## AIM
From the entries below, list each line with "icon".

_ _ _ _

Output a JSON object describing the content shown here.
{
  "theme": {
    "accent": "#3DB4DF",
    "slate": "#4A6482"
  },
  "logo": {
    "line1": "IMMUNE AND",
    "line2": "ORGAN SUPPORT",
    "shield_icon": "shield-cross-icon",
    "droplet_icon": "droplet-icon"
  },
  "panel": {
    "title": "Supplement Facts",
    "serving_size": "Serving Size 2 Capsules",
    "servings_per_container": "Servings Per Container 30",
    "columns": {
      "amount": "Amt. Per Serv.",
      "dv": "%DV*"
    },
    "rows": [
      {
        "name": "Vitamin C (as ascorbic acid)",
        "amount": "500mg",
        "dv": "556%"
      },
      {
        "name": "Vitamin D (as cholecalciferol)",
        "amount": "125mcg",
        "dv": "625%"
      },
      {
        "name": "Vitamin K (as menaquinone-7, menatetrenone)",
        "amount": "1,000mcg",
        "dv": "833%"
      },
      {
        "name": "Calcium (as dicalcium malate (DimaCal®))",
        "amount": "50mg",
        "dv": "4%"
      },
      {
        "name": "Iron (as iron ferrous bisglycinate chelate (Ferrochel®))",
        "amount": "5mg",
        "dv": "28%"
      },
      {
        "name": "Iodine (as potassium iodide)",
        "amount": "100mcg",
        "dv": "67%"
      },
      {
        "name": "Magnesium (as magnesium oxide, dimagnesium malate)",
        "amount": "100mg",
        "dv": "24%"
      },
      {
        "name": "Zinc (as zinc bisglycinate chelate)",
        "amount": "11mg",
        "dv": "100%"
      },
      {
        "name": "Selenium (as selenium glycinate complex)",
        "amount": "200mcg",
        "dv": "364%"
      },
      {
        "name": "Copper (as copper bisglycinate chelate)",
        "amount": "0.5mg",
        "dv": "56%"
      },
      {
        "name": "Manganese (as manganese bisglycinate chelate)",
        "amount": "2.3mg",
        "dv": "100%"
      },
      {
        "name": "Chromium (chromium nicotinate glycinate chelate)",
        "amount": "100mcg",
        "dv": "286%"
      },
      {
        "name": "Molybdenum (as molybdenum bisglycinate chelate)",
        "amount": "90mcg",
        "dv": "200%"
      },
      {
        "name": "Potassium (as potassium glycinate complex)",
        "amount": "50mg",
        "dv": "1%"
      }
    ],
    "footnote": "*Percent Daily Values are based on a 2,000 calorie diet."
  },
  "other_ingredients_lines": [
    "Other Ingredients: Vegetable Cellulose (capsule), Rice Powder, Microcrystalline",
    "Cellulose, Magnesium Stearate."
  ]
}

_ _ _ _

## RESULT OF THIS TASK
    "shield_icon": "shield-cross-icon",
    "droplet_icon": "droplet-icon"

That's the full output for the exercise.